[The task] Extract every line from the records below that contains the word "logo".

━━━━━━━━━━

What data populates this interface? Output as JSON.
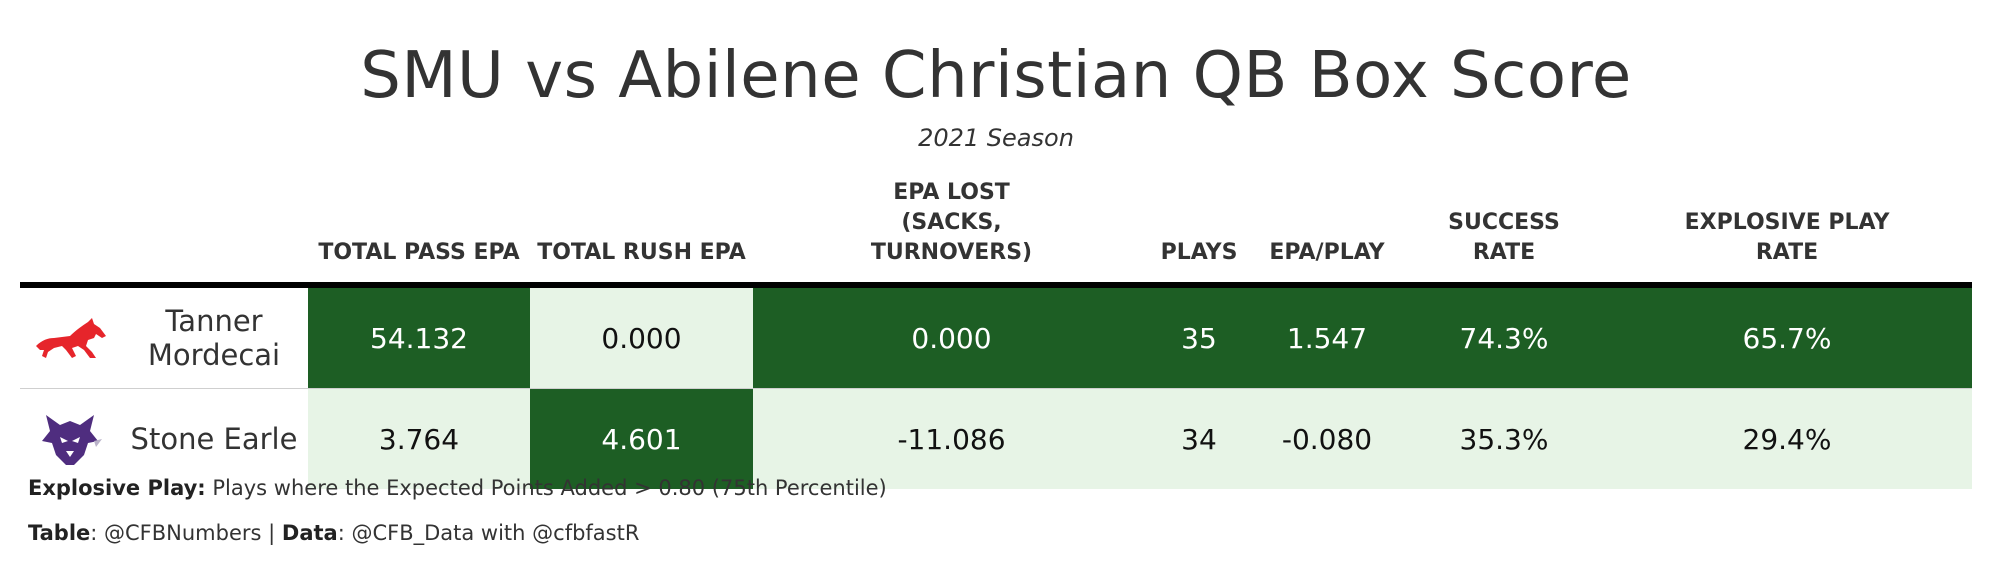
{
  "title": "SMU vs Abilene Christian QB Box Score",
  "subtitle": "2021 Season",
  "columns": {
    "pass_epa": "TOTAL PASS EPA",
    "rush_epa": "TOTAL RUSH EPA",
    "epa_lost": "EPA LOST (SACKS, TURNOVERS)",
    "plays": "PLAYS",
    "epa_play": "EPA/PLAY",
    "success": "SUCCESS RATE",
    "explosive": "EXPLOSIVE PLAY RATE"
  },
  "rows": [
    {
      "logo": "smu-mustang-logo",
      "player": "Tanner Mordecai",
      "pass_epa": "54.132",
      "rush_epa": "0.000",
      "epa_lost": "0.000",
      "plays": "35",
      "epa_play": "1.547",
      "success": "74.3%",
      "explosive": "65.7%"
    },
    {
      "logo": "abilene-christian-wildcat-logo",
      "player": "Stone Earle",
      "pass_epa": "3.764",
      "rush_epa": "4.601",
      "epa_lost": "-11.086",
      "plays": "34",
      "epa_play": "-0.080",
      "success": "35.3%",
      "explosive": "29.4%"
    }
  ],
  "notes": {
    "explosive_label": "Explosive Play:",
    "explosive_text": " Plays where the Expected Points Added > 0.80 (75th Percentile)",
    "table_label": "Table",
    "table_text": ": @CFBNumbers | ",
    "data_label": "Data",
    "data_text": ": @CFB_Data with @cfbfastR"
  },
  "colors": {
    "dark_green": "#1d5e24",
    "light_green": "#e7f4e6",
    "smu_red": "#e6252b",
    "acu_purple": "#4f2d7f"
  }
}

━━━━━━━━━━

[Complete output]
      "logo": "smu-mustang-logo",
      "logo": "abilene-christian-wildcat-logo",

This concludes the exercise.